Select each line where the word "Eigenschaft" appears.

### MATERIAL FOR THE TASK

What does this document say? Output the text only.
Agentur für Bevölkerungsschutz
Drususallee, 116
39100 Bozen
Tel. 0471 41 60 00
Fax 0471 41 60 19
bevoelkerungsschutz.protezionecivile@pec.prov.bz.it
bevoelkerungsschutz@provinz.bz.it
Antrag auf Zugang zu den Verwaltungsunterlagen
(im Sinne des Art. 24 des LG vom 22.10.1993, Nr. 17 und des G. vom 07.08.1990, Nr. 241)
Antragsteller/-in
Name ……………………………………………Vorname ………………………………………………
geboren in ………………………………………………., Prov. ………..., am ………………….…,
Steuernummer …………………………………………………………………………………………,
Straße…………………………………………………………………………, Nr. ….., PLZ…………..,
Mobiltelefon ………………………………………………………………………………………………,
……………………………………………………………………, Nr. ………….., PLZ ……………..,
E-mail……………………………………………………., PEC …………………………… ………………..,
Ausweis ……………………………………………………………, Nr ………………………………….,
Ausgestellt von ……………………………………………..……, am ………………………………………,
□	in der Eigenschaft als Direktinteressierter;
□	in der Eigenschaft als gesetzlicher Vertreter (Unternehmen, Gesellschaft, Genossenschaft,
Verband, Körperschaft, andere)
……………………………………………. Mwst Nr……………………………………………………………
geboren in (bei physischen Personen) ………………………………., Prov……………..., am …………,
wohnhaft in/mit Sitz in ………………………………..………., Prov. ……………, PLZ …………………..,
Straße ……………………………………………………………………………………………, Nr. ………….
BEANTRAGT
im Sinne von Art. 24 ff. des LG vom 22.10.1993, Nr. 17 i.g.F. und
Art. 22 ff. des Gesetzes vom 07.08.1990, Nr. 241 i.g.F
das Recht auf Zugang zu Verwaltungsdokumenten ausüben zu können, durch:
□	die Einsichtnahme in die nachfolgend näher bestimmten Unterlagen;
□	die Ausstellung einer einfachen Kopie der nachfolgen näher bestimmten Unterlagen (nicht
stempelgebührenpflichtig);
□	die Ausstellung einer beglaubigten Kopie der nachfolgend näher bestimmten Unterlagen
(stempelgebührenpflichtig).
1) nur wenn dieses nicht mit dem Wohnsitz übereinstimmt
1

######
### MATERIAL FOR THE TASK

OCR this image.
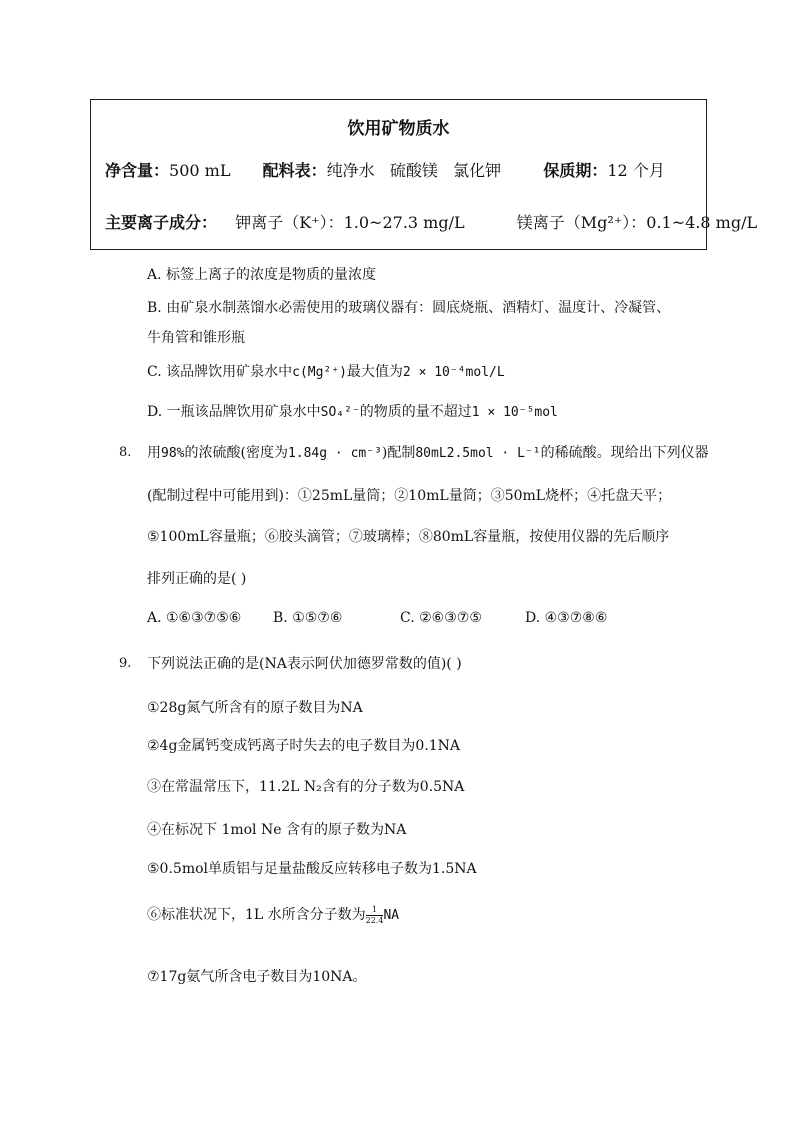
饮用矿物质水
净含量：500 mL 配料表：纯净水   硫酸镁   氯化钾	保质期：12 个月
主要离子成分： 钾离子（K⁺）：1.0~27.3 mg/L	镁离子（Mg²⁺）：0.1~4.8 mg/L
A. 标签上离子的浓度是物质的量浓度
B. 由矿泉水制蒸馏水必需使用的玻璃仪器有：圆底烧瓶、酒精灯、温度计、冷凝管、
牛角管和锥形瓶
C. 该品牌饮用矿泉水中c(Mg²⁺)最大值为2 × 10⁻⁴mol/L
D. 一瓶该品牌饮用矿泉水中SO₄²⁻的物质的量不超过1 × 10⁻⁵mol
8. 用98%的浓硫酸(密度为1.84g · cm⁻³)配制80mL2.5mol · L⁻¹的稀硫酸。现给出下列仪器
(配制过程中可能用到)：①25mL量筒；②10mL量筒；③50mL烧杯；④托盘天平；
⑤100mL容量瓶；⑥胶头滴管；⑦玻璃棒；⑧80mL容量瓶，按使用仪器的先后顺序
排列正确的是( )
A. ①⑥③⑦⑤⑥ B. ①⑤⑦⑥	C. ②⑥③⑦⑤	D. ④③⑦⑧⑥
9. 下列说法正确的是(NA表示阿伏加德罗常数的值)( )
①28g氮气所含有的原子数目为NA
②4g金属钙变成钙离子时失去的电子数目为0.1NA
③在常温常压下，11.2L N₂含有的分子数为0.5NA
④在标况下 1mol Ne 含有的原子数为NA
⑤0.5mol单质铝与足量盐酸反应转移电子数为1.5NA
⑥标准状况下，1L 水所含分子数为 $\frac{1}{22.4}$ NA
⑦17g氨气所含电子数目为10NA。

######
### MATERIAL FOR THE TASK

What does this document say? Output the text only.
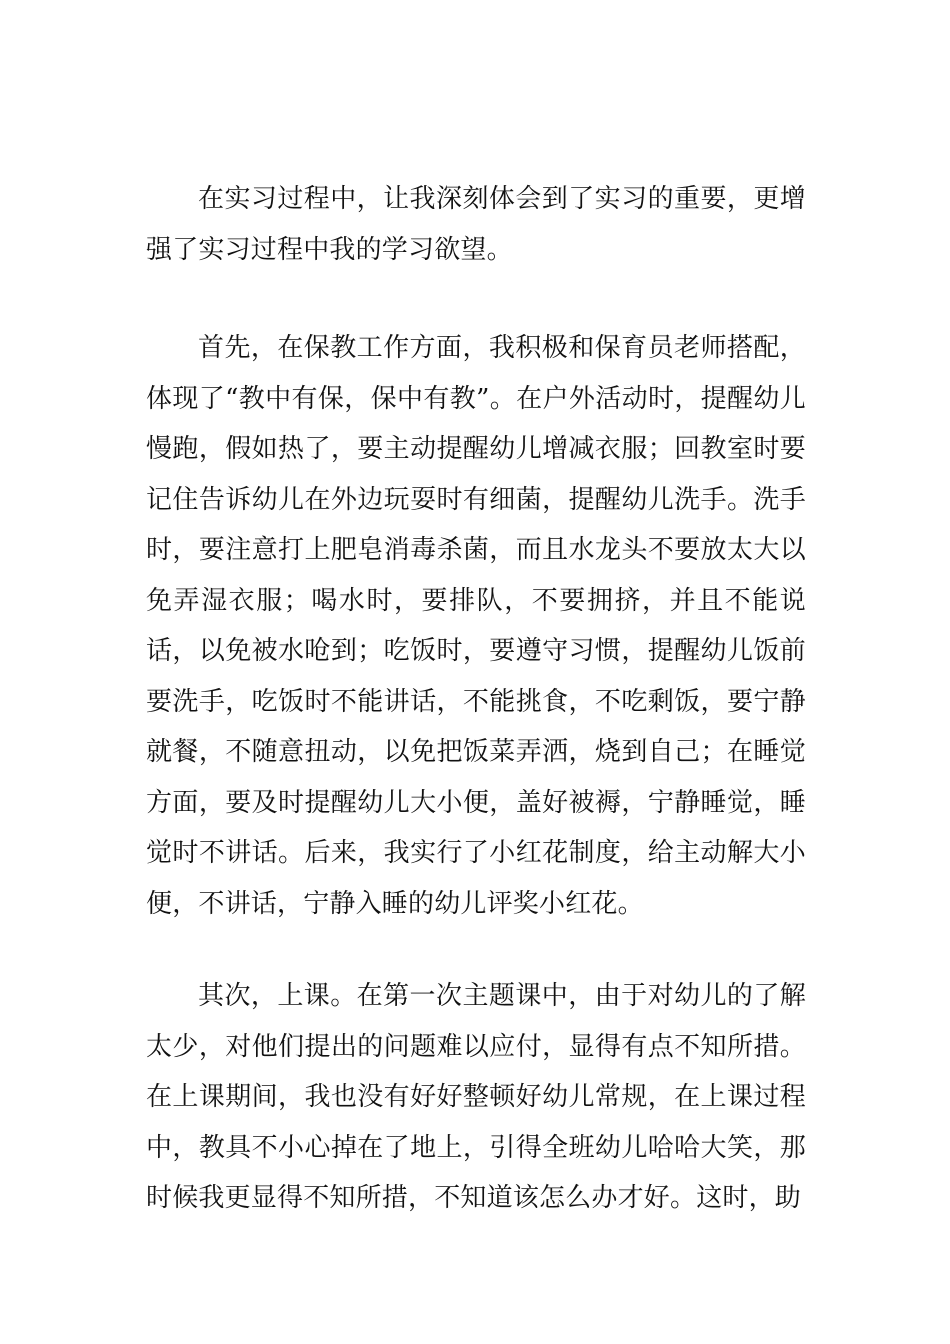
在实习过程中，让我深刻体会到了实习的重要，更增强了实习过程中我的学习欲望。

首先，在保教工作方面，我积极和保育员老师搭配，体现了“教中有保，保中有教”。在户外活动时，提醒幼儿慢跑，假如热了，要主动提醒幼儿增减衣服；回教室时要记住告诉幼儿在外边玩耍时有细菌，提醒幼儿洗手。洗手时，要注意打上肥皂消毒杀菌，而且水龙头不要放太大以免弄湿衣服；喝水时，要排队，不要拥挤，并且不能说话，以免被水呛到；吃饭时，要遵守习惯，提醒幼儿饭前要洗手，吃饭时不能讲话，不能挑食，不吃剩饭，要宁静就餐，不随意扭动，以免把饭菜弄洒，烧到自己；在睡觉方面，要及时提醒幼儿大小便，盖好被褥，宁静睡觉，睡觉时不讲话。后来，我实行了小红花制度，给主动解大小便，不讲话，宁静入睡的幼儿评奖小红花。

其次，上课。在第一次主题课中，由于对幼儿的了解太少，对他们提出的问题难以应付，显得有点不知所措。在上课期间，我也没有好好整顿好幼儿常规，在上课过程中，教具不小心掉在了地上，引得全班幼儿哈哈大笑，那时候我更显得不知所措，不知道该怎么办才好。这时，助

######

● **EXERCISE RESPONSE**
□	in der Eigenschaft als Direktinteressierter;
□	in der Eigenschaft als gesetzlicher Vertreter (Unternehmen, Gesellschaft, Genossenschaft,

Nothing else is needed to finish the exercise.